### [WHAT IS REQUIRED]
Pick out all lines with the word "Para" from the records that follow.

[Raw records]
####################
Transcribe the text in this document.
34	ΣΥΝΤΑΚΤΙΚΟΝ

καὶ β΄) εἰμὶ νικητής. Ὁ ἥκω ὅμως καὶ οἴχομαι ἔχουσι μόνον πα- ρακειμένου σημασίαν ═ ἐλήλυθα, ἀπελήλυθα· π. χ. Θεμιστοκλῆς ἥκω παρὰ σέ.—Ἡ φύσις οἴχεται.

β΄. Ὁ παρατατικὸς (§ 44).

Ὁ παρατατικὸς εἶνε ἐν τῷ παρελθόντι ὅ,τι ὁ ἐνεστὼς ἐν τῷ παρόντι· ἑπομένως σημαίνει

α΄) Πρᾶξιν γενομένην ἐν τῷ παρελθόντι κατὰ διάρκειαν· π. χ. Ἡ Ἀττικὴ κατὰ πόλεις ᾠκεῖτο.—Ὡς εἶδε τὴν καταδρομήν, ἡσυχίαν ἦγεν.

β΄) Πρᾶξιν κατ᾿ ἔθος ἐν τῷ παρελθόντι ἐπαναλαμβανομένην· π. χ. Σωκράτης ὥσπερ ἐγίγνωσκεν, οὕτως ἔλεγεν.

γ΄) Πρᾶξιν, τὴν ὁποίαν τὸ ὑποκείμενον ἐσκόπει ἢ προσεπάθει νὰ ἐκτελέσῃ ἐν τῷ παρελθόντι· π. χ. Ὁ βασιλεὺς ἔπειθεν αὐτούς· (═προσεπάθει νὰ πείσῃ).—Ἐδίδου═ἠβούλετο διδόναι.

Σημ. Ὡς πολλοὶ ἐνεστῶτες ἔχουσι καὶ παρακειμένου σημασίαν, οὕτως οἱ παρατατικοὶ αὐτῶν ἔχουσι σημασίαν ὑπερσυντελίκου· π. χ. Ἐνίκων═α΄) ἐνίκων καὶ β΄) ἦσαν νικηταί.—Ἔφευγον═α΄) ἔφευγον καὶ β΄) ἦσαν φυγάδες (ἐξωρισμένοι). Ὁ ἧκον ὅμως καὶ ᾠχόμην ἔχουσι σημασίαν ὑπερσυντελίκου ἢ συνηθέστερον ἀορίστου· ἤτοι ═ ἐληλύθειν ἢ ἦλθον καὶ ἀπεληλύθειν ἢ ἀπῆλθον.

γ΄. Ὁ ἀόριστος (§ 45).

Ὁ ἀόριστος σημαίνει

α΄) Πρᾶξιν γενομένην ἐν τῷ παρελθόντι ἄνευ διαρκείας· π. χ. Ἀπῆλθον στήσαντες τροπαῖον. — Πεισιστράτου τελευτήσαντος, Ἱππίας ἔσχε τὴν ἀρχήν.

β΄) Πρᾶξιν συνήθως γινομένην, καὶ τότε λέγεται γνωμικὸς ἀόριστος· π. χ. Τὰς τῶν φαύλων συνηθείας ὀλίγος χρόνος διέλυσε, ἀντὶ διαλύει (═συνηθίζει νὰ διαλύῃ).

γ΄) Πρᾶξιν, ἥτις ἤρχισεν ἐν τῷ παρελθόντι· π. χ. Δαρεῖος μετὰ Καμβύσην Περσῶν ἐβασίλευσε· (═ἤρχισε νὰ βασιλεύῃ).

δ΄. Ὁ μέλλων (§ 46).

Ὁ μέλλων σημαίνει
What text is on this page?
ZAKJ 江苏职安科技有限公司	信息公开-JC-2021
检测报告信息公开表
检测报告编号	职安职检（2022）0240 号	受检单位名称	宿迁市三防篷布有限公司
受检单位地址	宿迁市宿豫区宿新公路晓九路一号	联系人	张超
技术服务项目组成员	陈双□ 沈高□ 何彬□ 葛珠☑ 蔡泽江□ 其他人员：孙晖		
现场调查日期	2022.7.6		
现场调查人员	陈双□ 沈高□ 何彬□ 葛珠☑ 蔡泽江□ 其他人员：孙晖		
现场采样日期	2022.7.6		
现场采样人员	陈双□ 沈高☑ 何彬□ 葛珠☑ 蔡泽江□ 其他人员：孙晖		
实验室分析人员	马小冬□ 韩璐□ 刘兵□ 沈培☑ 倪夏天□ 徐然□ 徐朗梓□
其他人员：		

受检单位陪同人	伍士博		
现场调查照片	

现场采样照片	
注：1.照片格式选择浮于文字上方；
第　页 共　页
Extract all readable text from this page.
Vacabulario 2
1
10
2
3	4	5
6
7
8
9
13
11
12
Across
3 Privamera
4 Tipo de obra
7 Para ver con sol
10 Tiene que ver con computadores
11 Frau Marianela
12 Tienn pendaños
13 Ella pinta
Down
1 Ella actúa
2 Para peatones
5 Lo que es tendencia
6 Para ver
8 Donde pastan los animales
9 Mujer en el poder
####################
### [TASK SOLUTION]
7 Para ver con sol
2 Para peatones
6 Para ver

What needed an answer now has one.